##### EXTRACTED MATERIAL #####

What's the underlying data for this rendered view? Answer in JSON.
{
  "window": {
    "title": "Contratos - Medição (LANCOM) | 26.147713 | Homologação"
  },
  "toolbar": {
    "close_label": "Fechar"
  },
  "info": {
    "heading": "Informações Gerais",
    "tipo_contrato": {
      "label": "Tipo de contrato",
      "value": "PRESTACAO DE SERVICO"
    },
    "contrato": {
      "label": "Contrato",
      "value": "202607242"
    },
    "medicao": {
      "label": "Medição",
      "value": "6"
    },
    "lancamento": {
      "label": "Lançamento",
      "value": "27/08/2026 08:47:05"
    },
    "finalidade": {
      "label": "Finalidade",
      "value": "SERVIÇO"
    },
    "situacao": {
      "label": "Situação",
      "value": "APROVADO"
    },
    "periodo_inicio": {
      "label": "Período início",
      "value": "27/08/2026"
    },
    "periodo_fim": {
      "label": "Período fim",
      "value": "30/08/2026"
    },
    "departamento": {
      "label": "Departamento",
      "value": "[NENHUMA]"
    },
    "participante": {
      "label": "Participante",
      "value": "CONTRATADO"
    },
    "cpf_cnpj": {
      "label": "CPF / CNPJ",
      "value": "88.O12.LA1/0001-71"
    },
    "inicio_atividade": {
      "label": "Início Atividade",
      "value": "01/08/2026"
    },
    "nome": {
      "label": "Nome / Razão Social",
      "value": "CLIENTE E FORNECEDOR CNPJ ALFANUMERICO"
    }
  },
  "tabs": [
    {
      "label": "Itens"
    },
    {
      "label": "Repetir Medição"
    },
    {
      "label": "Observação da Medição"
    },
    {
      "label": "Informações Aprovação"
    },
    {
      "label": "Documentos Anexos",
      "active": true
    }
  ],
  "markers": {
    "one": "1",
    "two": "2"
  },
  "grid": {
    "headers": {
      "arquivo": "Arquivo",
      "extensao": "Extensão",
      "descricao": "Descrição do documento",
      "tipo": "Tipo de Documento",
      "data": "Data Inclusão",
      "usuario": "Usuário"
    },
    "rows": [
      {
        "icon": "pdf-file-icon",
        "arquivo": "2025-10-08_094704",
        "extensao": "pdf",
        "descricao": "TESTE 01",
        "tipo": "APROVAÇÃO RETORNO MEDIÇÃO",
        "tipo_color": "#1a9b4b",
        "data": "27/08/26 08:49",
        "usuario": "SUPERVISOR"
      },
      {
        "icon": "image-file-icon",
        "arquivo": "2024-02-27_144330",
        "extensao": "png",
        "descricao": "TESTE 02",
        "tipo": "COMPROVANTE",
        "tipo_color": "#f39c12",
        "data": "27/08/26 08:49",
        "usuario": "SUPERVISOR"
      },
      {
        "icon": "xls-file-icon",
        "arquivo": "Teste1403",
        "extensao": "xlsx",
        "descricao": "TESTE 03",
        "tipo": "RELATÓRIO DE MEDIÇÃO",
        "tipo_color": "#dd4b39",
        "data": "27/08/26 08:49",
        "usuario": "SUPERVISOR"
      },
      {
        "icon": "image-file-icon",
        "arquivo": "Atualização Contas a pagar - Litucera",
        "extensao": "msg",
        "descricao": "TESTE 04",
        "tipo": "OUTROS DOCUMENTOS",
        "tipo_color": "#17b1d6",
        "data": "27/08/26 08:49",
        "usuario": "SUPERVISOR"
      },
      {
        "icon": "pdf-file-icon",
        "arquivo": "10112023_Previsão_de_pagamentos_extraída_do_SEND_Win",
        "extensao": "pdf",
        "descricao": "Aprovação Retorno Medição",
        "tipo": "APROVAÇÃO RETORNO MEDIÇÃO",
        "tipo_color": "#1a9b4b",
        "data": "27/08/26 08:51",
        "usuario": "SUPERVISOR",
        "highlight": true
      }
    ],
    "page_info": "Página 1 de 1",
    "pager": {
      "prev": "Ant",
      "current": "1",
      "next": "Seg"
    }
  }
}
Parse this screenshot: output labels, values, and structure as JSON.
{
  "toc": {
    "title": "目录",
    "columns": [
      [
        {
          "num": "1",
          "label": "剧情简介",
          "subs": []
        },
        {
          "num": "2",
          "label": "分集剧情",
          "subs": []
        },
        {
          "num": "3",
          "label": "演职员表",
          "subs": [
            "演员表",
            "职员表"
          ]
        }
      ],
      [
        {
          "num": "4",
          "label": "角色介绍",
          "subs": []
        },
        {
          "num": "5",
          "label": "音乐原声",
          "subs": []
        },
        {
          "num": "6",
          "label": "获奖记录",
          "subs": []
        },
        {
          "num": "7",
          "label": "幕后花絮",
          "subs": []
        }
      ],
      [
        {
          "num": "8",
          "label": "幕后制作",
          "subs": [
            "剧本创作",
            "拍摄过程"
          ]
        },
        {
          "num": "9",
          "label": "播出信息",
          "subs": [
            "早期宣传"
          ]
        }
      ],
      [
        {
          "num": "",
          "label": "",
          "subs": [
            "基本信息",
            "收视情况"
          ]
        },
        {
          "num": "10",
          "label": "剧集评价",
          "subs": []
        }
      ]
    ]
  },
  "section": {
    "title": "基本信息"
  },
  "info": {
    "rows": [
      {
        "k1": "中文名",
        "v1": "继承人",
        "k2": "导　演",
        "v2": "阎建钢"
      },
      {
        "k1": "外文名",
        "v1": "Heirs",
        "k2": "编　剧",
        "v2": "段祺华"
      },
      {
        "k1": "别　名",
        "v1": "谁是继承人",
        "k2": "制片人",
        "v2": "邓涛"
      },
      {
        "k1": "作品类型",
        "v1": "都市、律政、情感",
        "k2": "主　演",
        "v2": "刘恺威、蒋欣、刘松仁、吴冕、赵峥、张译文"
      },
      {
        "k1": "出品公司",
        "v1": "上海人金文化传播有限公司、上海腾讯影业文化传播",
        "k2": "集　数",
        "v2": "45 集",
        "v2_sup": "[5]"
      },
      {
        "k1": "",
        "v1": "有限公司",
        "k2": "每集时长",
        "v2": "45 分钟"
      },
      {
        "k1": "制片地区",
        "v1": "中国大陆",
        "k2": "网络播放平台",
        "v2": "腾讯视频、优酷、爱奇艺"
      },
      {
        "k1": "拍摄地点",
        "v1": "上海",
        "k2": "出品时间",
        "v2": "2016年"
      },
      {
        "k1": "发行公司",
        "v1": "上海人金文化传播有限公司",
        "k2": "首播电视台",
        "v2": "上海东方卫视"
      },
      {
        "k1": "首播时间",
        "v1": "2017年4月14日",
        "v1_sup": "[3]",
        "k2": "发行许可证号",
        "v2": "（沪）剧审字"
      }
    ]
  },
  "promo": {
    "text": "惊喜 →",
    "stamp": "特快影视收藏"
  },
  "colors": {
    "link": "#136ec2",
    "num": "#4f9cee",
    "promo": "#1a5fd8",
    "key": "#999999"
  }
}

#####

Set down the listing in full, keeping every word exactly as it is.

What's the underlying data for this rendered view? Answer in JSON.
{
  "window": {
    "title": "Contratos - Medição (LANCOM) | 26.147713 | Homologação"
  },
  "toolbar": {
    "close_label": "Fechar"
  },
  "info": {
    "heading": "Informações Gerais",
    "tipo_contrato": {
      "label": "Tipo de contrato",
      "value": "PRESTACAO DE SERVICO"
    },
    "contrato": {
      "label": "Contrato",
      "value": "202607242"
    },
    "medicao": {
      "label": "Medição",
      "value": "6"
    },
    "lancamento": {
      "label": "Lançamento",
      "value": "27/08/2026 08:47:05"
    },
    "finalidade": {
      "label": "Finalidade",
      "value": "SERVIÇO"
    },
    "situacao": {
      "label": "Situação",
      "value": "APROVADO"
    },
    "periodo_inicio": {
      "label": "Período início",
      "value": "27/08/2026"
    },
    "periodo_fim": {
      "label": "Período fim",
      "value": "30/08/2026"
    },
    "departamento": {
      "label": "Departamento",
      "value": "[NENHUMA]"
    },
    "participante": {
      "label": "Participante",
      "value": "CONTRATADO"
    },
    "cpf_cnpj": {
      "label": "CPF / CNPJ",
      "value": "88.O12.LA1/0001-71"
    },
    "inicio_atividade": {
      "label": "Início Atividade",
      "value": "01/08/2026"
    },
    "nome": {
      "label": "Nome / Razão Social",
      "value": "CLIENTE E FORNECEDOR CNPJ ALFANUMERICO"
    }
  },
  "tabs": [
    {
      "label": "Itens"
    },
    {
      "label": "Repetir Medição"
    },
    {
      "label": "Observação da Medição"
    },
    {
      "label": "Informações Aprovação"
    },
    {
      "label": "Documentos Anexos",
      "active": true
    }
  ],
  "markers": {
    "one": "1",
    "two": "2"
  },
  "grid": {
    "headers": {
      "arquivo": "Arquivo",
      "extensao": "Extensão",
      "descricao": "Descrição do documento",
      "tipo": "Tipo de Documento",
      "data": "Data Inclusão",
      "usuario": "Usuário"
    },
    "rows": [
      {
        "icon": "pdf-file-icon",
        "arquivo": "2025-10-08_094704",
        "extensao": "pdf",
        "descricao": "TESTE 01",
        "tipo": "APROVAÇÃO RETORNO MEDIÇÃO",
        "tipo_color": "#1a9b4b",
        "data": "27/08/26 08:49",
        "usuario": "SUPERVISOR"
      },
      {
        "icon": "image-file-icon",
        "arquivo": "2024-02-27_144330",
        "extensao": "png",
        "descricao": "TESTE 02",
        "tipo": "COMPROVANTE",
        "tipo_color": "#f39c12",
        "data": "27/08/26 08:49",
        "usuario": "SUPERVISOR"
      },
      {
        "icon": "xls-file-icon",
        "arquivo": "Teste1403",
        "extensao": "xlsx",
        "descricao": "TESTE 03",
        "tipo": "RELATÓRIO DE MEDIÇÃO",
        "tipo_color": "#dd4b39",
        "data": "27/08/26 08:49",
        "usuario": "SUPERVISOR"
      },
      {
        "icon": "image-file-icon",
        "arquivo": "Atualização Contas a pagar - Litucera",
        "extensao": "msg",
        "descricao": "TESTE 04",
        "tipo": "OUTROS DOCUMENTOS",
        "tipo_color": "#17b1d6",
        "data": "27/08/26 08:49",
        "usuario": "SUPERVISOR"
      },
      {
        "icon": "pdf-file-icon",
        "arquivo": "10112023_Previsão_de_pagamentos_extraída_do_SEND_Win",
        "extensao": "pdf",
        "descricao": "Aprovação Retorno Medição",
        "tipo": "APROVAÇÃO RETORNO MEDIÇÃO",
        "tipo_color": "#1a9b4b",
        "data": "27/08/26 08:51",
        "usuario": "SUPERVISOR",
        "highlight": true
      }
    ],
    "page_info": "Página 1 de 1",
    "pager": {
      "prev": "Ant",
      "current": "1",
      "next": "Seg"
    }
  }
}
Parse this screenshot: output labels, values, and structure as JSON.
{
  "toc": {
    "title": "目录",
    "columns": [
      [
        {
          "num": "1",
          "label": "剧情简介",
          "subs": []
        },
        {
          "num": "2",
          "label": "分集剧情",
          "subs": []
        },
        {
          "num": "3",
          "label": "演职员表",
          "subs": [
            "演员表",
            "职员表"
          ]
        }
      ],
      [
        {
          "num": "4",
          "label": "角色介绍",
          "subs": []
        },
        {
          "num": "5",
          "label": "音乐原声",
          "subs": []
        },
        {
          "num": "6",
          "label": "获奖记录",
          "subs": []
        },
        {
          "num": "7",
          "label": "幕后花絮",
          "subs": []
        }
      ],
      [
        {
          "num": "8",
          "label": "幕后制作",
          "subs": [
            "剧本创作",
            "拍摄过程"
          ]
        },
        {
          "num": "9",
          "label": "播出信息",
          "subs": [
            "早期宣传"
          ]
        }
      ],
      [
        {
          "num": "",
          "label": "",
          "subs": [
            "基本信息",
            "收视情况"
          ]
        },
        {
          "num": "10",
          "label": "剧集评价",
          "subs": []
        }
      ]
    ]
  },
  "section": {
    "title": "基本信息"
  },
  "info": {
    "rows": [
      {
        "k1": "中文名",
        "v1": "继承人",
        "k2": "导　演",
        "v2": "阎建钢"
      },
      {
        "k1": "外文名",
        "v1": "Heirs",
        "k2": "编　剧",
        "v2": "段祺华"
      },
      {
        "k1": "别　名",
        "v1": "谁是继承人",
        "k2": "制片人",
        "v2": "邓涛"
      },
      {
        "k1": "作品类型",
        "v1": "都市、律政、情感",
        "k2": "主　演",
        "v2": "刘恺威、蒋欣、刘松仁、吴冕、赵峥、张译文"
      },
      {
        "k1": "出品公司",
        "v1": "上海人金文化传播有限公司、上海腾讯影业文化传播",
        "k2": "集　数",
        "v2": "45 集",
        "v2_sup": "[5]"
      },
      {
        "k1": "",
        "v1": "有限公司",
        "k2": "每集时长",
        "v2": "45 分钟"
      },
      {
        "k1": "制片地区",
        "v1": "中国大陆",
        "k2": "网络播放平台",
        "v2": "腾讯视频、优酷、爱奇艺"
      },
      {
        "k1": "拍摄地点",
        "v1": "上海",
        "k2": "出品时间",
        "v2": "2016年"
      },
      {
        "k1": "发行公司",
        "v1": "上海人金文化传播有限公司",
        "k2": "首播电视台",
        "v2": "上海东方卫视"
      },
      {
        "k1": "首播时间",
        "v1": "2017年4月14日",
        "v1_sup": "[3]",
        "k2": "发行许可证号",
        "v2": "（沪）剧审字"
      }
    ]
  },
  "promo": {
    "text": "惊喜 →",
    "stamp": "特快影视收藏"
  },
  "colors": {
    "link": "#136ec2",
    "num": "#4f9cee",
    "promo": "#1a5fd8",
    "key": "#999999"
  }
}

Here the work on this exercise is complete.